• Exercise description
Return every line of the material exactly.

• Materials provided
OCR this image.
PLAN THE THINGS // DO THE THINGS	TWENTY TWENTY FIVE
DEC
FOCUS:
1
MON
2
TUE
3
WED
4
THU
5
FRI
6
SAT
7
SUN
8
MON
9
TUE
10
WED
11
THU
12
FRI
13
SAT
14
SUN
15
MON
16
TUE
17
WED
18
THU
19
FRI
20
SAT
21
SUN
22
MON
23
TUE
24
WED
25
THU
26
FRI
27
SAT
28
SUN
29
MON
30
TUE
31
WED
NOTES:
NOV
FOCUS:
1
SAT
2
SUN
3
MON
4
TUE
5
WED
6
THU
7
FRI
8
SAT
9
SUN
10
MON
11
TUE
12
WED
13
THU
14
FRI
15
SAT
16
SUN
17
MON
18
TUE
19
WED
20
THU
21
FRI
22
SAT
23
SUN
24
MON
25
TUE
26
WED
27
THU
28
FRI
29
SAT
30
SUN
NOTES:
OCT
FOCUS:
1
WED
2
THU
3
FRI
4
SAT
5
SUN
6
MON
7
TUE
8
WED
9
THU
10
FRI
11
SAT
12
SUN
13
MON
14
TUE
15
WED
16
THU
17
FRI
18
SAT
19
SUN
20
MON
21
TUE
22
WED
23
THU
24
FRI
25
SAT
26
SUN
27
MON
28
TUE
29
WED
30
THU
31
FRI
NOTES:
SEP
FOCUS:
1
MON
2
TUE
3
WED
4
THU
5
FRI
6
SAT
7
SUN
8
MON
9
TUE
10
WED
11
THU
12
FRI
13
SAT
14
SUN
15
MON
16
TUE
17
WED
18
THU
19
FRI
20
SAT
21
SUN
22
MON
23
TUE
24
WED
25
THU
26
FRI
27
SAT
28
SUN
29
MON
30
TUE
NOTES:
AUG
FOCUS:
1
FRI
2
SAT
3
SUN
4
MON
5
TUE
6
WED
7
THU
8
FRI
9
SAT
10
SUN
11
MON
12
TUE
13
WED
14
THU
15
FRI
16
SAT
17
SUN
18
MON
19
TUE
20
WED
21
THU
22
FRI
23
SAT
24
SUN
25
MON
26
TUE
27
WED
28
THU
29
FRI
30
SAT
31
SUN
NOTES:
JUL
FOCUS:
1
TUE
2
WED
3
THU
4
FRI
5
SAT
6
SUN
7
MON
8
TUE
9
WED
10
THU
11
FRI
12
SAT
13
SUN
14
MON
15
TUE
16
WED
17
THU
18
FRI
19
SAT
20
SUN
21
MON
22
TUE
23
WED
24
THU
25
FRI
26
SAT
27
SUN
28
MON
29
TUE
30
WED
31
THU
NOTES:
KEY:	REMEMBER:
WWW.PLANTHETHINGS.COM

• Output of the task
OCR this image.
PLAN THE THINGS // DO THE THINGS	TWENTY TWENTY FIVE
DEC
FOCUS:
1
MON
2
TUE
3
WED
4
THU
5
FRI
6
SAT
7
SUN
8
MON
9
TUE
10
WED
11
THU
12
FRI
13
SAT
14
SUN
15
MON
16
TUE
17
WED
18
THU
19
FRI
20
SAT
21
SUN
22
MON
23
TUE
24
WED
25
THU
26
FRI
27
SAT
28
SUN
29
MON
30
TUE
31
WED
NOTES:
NOV
FOCUS:
1
SAT
2
SUN
3
MON
4
TUE
5
WED
6
THU
7
FRI
8
SAT
9
SUN
10
MON
11
TUE
12
WED
13
THU
14
FRI
15
SAT
16
SUN
17
MON
18
TUE
19
WED
20
THU
21
FRI
22
SAT
23
SUN
24
MON
25
TUE
26
WED
27
THU
28
FRI
29
SAT
30
SUN
NOTES:
OCT
FOCUS:
1
WED
2
THU
3
FRI
4
SAT
5
SUN
6
MON
7
TUE
8
WED
9
THU
10
FRI
11
SAT
12
SUN
13
MON
14
TUE
15
WED
16
THU
17
FRI
18
SAT
19
SUN
20
MON
21
TUE
22
WED
23
THU
24
FRI
25
SAT
26
SUN
27
MON
28
TUE
29
WED
30
THU
31
FRI
NOTES:
SEP
FOCUS:
1
MON
2
TUE
3
WED
4
THU
5
FRI
6
SAT
7
SUN
8
MON
9
TUE
10
WED
11
THU
12
FRI
13
SAT
14
SUN
15
MON
16
TUE
17
WED
18
THU
19
FRI
20
SAT
21
SUN
22
MON
23
TUE
24
WED
25
THU
26
FRI
27
SAT
28
SUN
29
MON
30
TUE
NOTES:
AUG
FOCUS:
1
FRI
2
SAT
3
SUN
4
MON
5
TUE
6
WED
7
THU
8
FRI
9
SAT
10
SUN
11
MON
12
TUE
13
WED
14
THU
15
FRI
16
SAT
17
SUN
18
MON
19
TUE
20
WED
21
THU
22
FRI
23
SAT
24
SUN
25
MON
26
TUE
27
WED
28
THU
29
FRI
30
SAT
31
SUN
NOTES:
JUL
FOCUS:
1
TUE
2
WED
3
THU
4
FRI
5
SAT
6
SUN
7
MON
8
TUE
9
WED
10
THU
11
FRI
12
SAT
13
SUN
14
MON
15
TUE
16
WED
17
THU
18
FRI
19
SAT
20
SUN
21
MON
22
TUE
23
WED
24
THU
25
FRI
26
SAT
27
SUN
28
MON
29
TUE
30
WED
31
THU
NOTES:
KEY:	REMEMBER:
WWW.PLANTHETHINGS.COM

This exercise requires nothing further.